Pictures do not belong in the copy; transcribe everything else in the records exactly.

Records from a data collection
━━━━━━━━━━━━━━━━━━━━━━━━━━━━━━
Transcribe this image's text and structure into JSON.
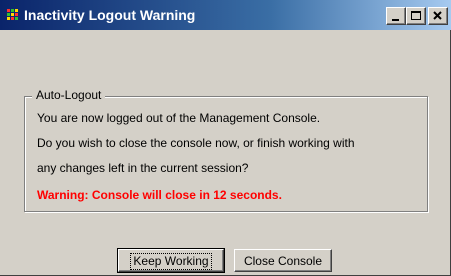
{
  "window": {
    "title": "Inactivity Logout Warning",
    "icon": "app-icon",
    "controls": [
      "minimize-icon",
      "maximize-icon",
      "close-icon"
    ]
  },
  "group": {
    "legend": "Auto-Logout",
    "lines": [
      "You are now logged out of the Management Console.",
      "Do you wish to close the console now, or finish working with",
      "any changes left in the current session?"
    ],
    "warning": "Warning: Console will close in 12 seconds."
  },
  "buttons": {
    "keep_working": "Keep Working",
    "close_console": "Close Console"
  },
  "colors": {
    "warning": "#ff0000",
    "title_gradient_start": "#0a246a",
    "title_gradient_end": "#a6caf0",
    "face": "#d4d0c8"
  }
}
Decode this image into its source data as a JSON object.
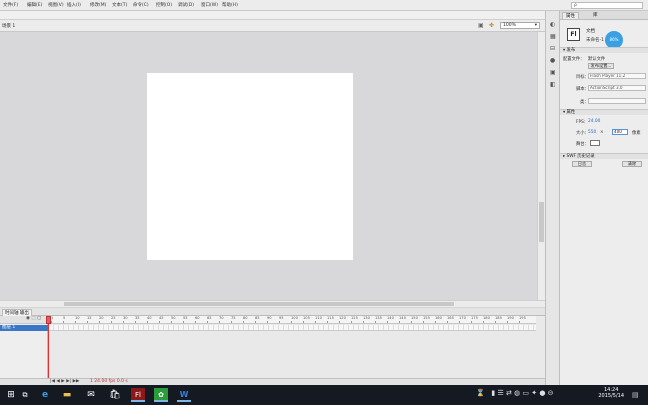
{
  "menu": {
    "items": [
      "文件(F)",
      "编辑(E)",
      "视图(V)",
      "插入(I)",
      "修改(M)",
      "文本(T)",
      "命令(C)",
      "控制(O)",
      "调试(D)",
      "窗口(W)",
      "帮助(H)"
    ],
    "search_placeholder": "ρ"
  },
  "editbar": {
    "scene_label": "场景 1",
    "zoom_value": "100%",
    "zoom_caret": "▾",
    "edit_scene_icon": "▣",
    "edit_symbol_icon": "✤"
  },
  "timeline": {
    "tab_label": "时间轴 输出",
    "layer_name": "图层 1",
    "header_icons": "◉ ⬚ ▢",
    "ruler_labels": [
      "1",
      "5",
      "10",
      "15",
      "20",
      "25",
      "30",
      "35",
      "40",
      "45",
      "50",
      "55",
      "60",
      "65",
      "70",
      "75",
      "80",
      "85",
      "90",
      "95",
      "100",
      "105",
      "110",
      "115",
      "120",
      "125",
      "130",
      "135",
      "140",
      "145",
      "150",
      "155",
      "160",
      "165",
      "170",
      "175",
      "180",
      "185",
      "190",
      "195"
    ],
    "footer_controls": "|◀ ◀ ▶ ▶| ▶▶",
    "footer_status": "1  24.00 fps  0.0 s"
  },
  "properties": {
    "tabs": [
      "属性",
      "库"
    ],
    "doc_type_icon": "Fl",
    "doc_label": "文档",
    "doc_name": "未命名-1",
    "badge": "86%",
    "section_publish": "▾ 发布",
    "profile_label": "配置文件：",
    "profile_value": "默认文件",
    "publish_settings_button": "发布设置...",
    "target_label": "目标：",
    "target_value": "Flash Player 11.2",
    "script_label": "脚本：",
    "script_value": "ActionScript 3.0",
    "class_label": "类：",
    "section_properties": "▾ 属性",
    "fps_label": "FPS：",
    "fps_value": "24.00",
    "size_label": "大小：",
    "size_width": "550",
    "size_x": "×",
    "size_height": "400",
    "size_unit": "像素",
    "stage_label": "舞台：",
    "section_swf": "▸ SWF 历史记录",
    "log_button": "日志",
    "clear_button": "清除"
  },
  "taskbar": {
    "time": "14:24",
    "date": "2015/5/14",
    "icons": [
      "windows-logo",
      "task-view",
      "edge",
      "file-explorer",
      "mail",
      "store",
      "flash",
      "green-app",
      "word"
    ]
  }
}
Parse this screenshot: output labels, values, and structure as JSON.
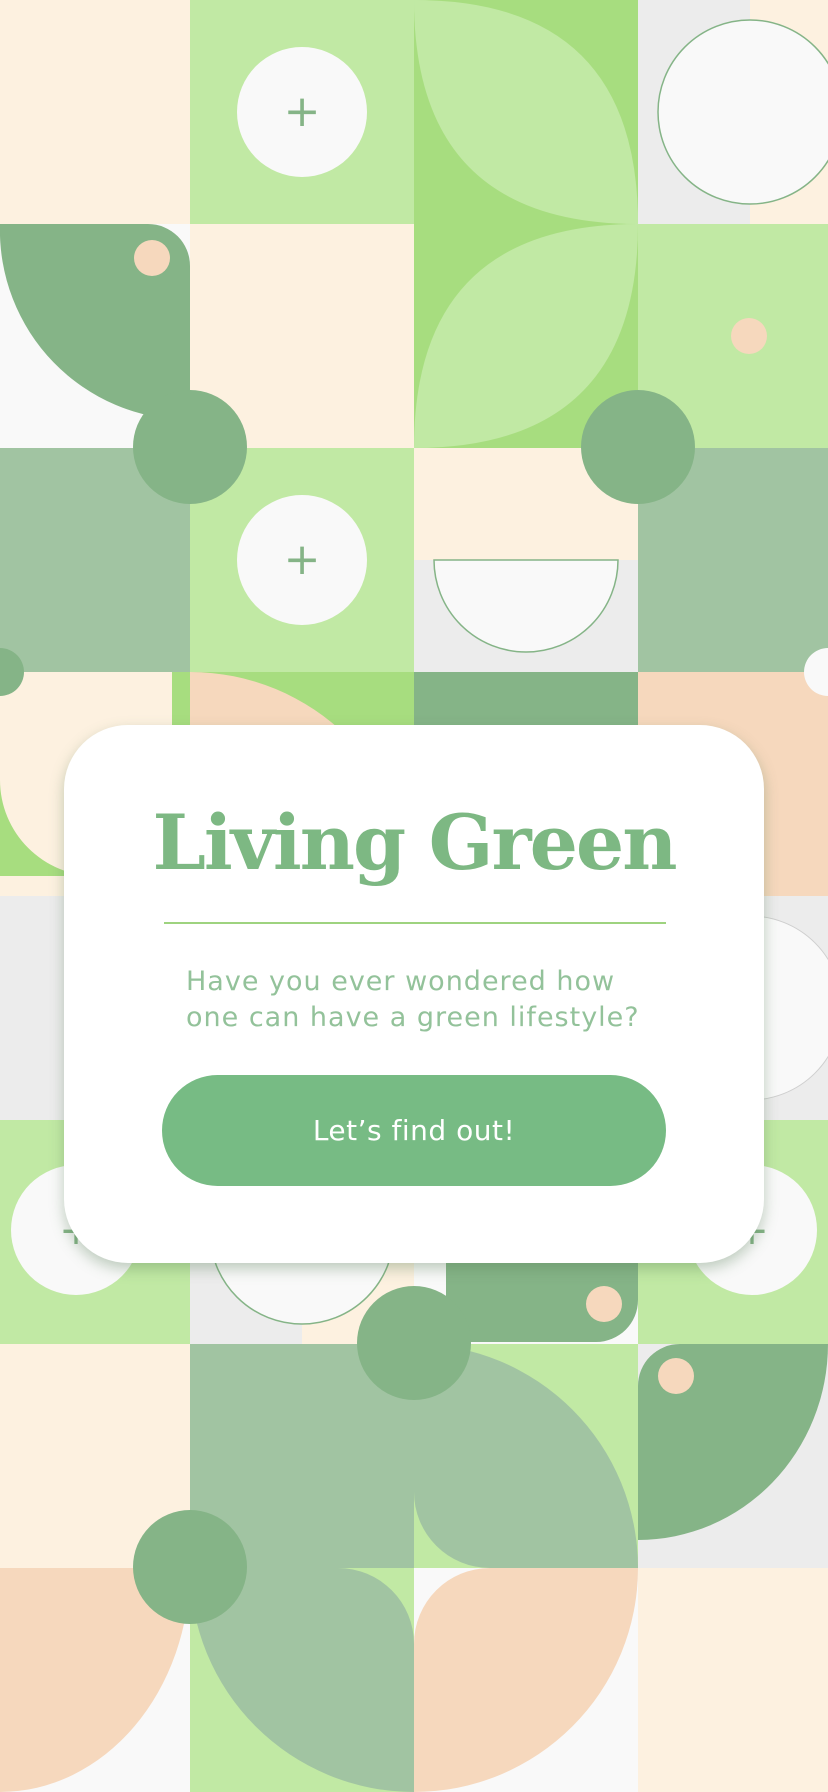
{
  "colors": {
    "cream": "#fdf1e0",
    "mint": "#c1e9a4",
    "grass": "#a7dd7f",
    "sage": "#85b487",
    "sage_light": "#a1c4a2",
    "peach": "#f6d8bd",
    "offwhite": "#f9f9f9",
    "grey": "#ececec",
    "accent": "#77bb84",
    "title": "#7db883",
    "subtitle": "#93c29a"
  },
  "decor": {
    "plus_icon": "plus-icon",
    "plus_glyph": "+"
  },
  "card": {
    "title": "Living Green",
    "subtitle": "Have you ever wondered how one can have a green lifestyle?",
    "cta_label": "Let’s find out!"
  }
}
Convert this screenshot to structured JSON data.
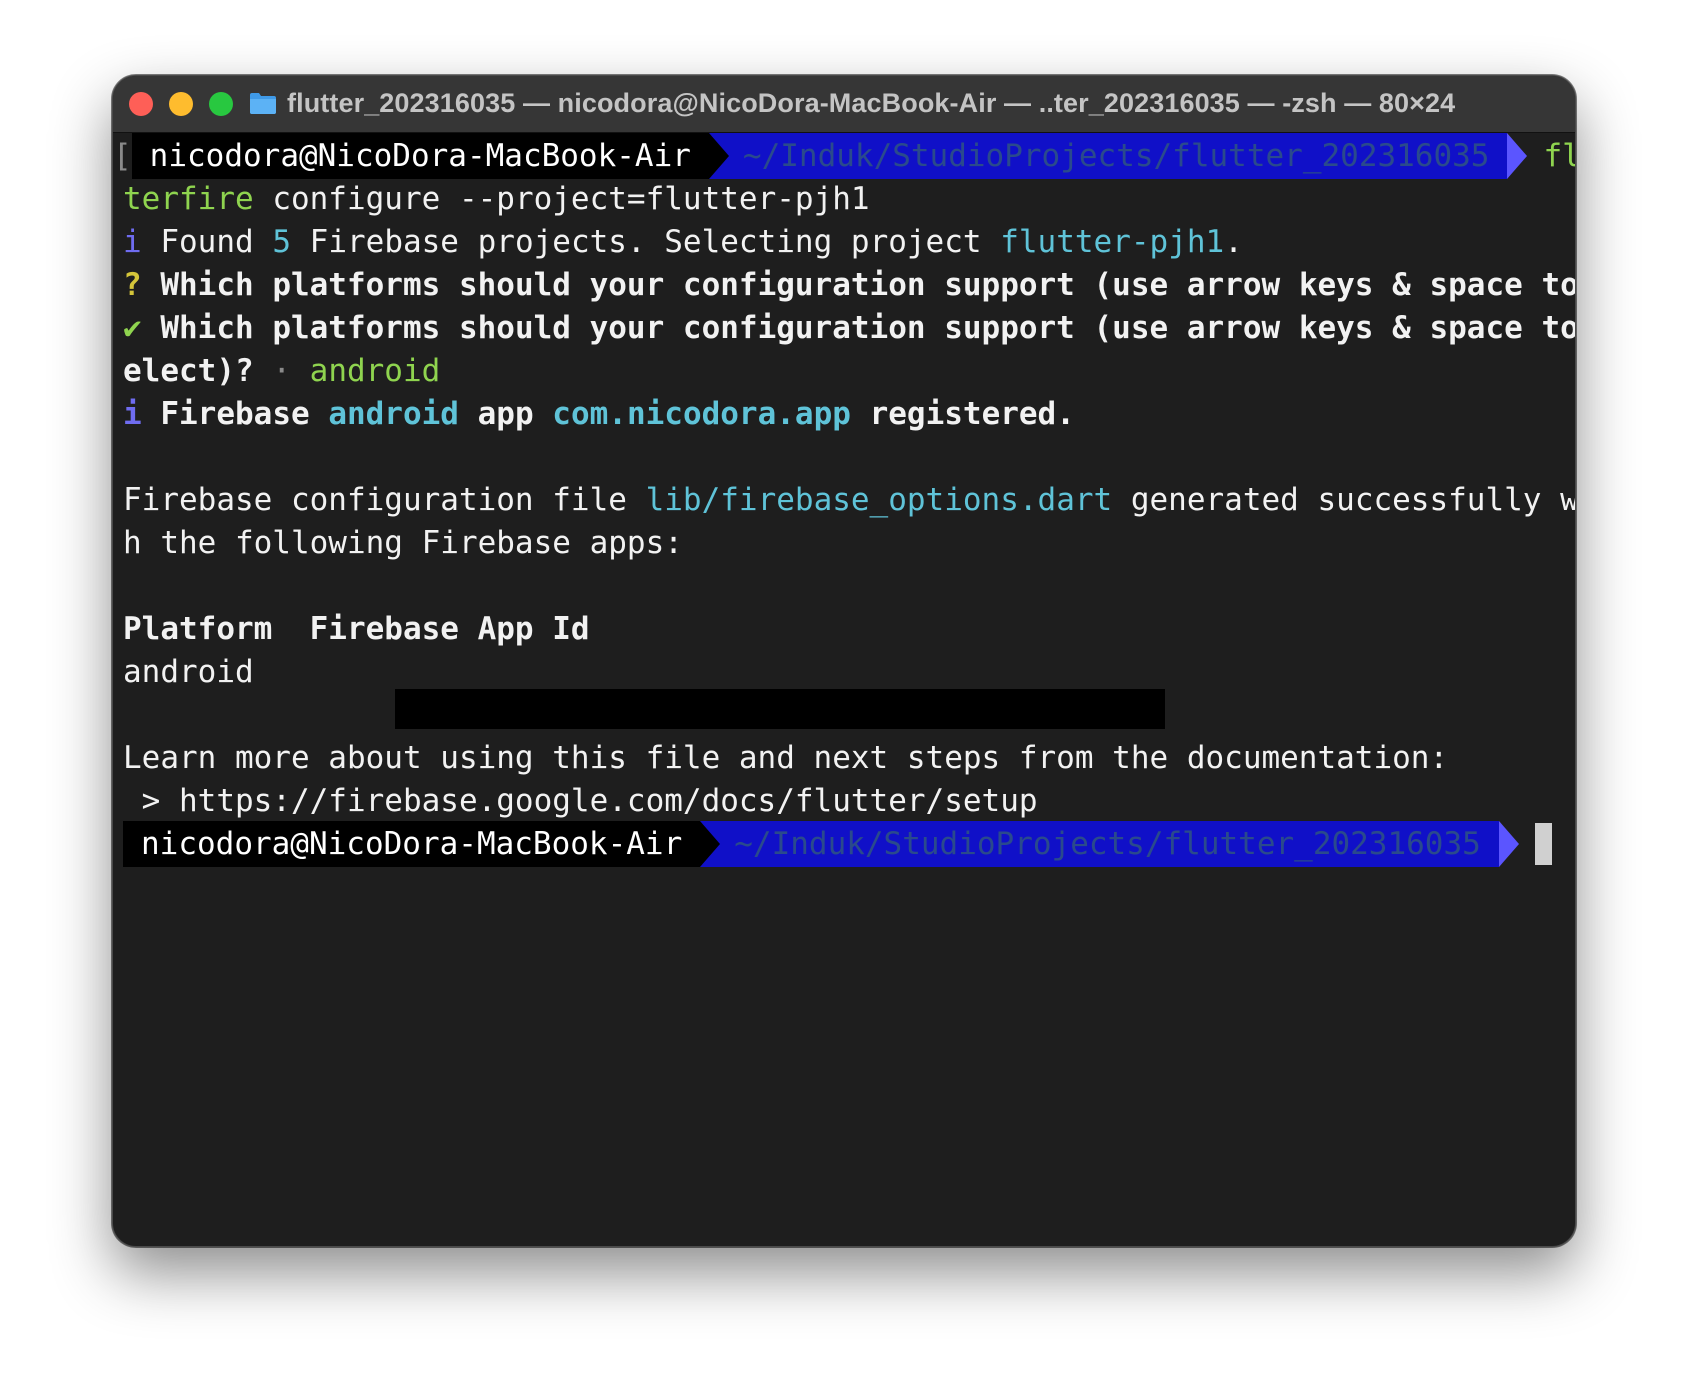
━━━━━━━━━━━━━━━━━━━━━━━━━━━━━━
### Written response
Transcribe this image's text and structure into JSON.
{
  "window": {
    "title": "Inactivity Logout Warning",
    "icon": "app-icon",
    "controls": [
      "minimize-icon",
      "maximize-icon",
      "close-icon"
    ]
  },
  "group": {
    "legend": "Auto-Logout",
    "lines": [
      "You are now logged out of the Management Console.",
      "Do you wish to close the console now, or finish working with",
      "any changes left in the current session?"
    ],
    "warning": "Warning: Console will close in 12 seconds."
  },
  "buttons": {
    "keep_working": "Keep Working",
    "close_console": "Close Console"
  },
  "colors": {
    "warning": "#ff0000",
    "title_gradient_start": "#0a246a",
    "title_gradient_end": "#a6caf0",
    "face": "#d4d0c8"
  }
}
Decode this image into its source data as a JSON object.
{
  "menu": {
    "items": [
      "文件(F)",
      "编辑(E)",
      "视图(V)",
      "插入(I)",
      "修改(M)",
      "文本(T)",
      "命令(C)",
      "控制(O)",
      "调试(D)",
      "窗口(W)",
      "帮助(H)"
    ],
    "search_placeholder": "ρ"
  },
  "editbar": {
    "scene_label": "场景 1",
    "zoom_value": "100%",
    "zoom_caret": "▾",
    "edit_scene_icon": "▣",
    "edit_symbol_icon": "✤"
  },
  "timeline": {
    "tab_label": "时间轴 输出",
    "layer_name": "图层 1",
    "header_icons": "◉ ⬚ ▢",
    "ruler_labels": [
      "1",
      "5",
      "10",
      "15",
      "20",
      "25",
      "30",
      "35",
      "40",
      "45",
      "50",
      "55",
      "60",
      "65",
      "70",
      "75",
      "80",
      "85",
      "90",
      "95",
      "100",
      "105",
      "110",
      "115",
      "120",
      "125",
      "130",
      "135",
      "140",
      "145",
      "150",
      "155",
      "160",
      "165",
      "170",
      "175",
      "180",
      "185",
      "190",
      "195"
    ],
    "footer_controls": "|◀ ◀ ▶ ▶| ▶▶",
    "footer_status": "1  24.00 fps  0.0 s"
  },
  "properties": {
    "tabs": [
      "属性",
      "库"
    ],
    "doc_type_icon": "Fl",
    "doc_label": "文档",
    "doc_name": "未命名-1",
    "badge": "86%",
    "section_publish": "▾ 发布",
    "profile_label": "配置文件：",
    "profile_value": "默认文件",
    "publish_settings_button": "发布设置...",
    "target_label": "目标：",
    "target_value": "Flash Player 11.2",
    "script_label": "脚本：",
    "script_value": "ActionScript 3.0",
    "class_label": "类：",
    "section_properties": "▾ 属性",
    "fps_label": "FPS：",
    "fps_value": "24.00",
    "size_label": "大小：",
    "size_width": "550",
    "size_x": "×",
    "size_height": "400",
    "size_unit": "像素",
    "stage_label": "舞台：",
    "section_swf": "▸ SWF 历史记录",
    "log_button": "日志",
    "clear_button": "清除"
  },
  "taskbar": {
    "time": "14:24",
    "date": "2015/5/14",
    "icons": [
      "windows-logo",
      "task-view",
      "edge",
      "file-explorer",
      "mail",
      "store",
      "flash",
      "green-app",
      "word"
    ]
  }
}
Parse this screenshot: output labels, values, and structure as JSON.
{
  "colors": {
    "cream": "#fdf1e0",
    "mint": "#c1e9a4",
    "grass": "#a7dd7f",
    "sage": "#85b487",
    "sage_light": "#a1c4a2",
    "peach": "#f6d8bd",
    "offwhite": "#f9f9f9",
    "grey": "#ececec",
    "accent": "#77bb84",
    "title": "#7db883",
    "subtitle": "#93c29a"
  },
  "decor": {
    "plus_icon": "plus-icon",
    "plus_glyph": "+"
  },
  "card": {
    "title": "Living Green",
    "subtitle": "Have you ever wondered how one can have a green lifestyle?",
    "cta_label": "Let’s find out!"
  }
}
Convert this screenshot to structured JSON data.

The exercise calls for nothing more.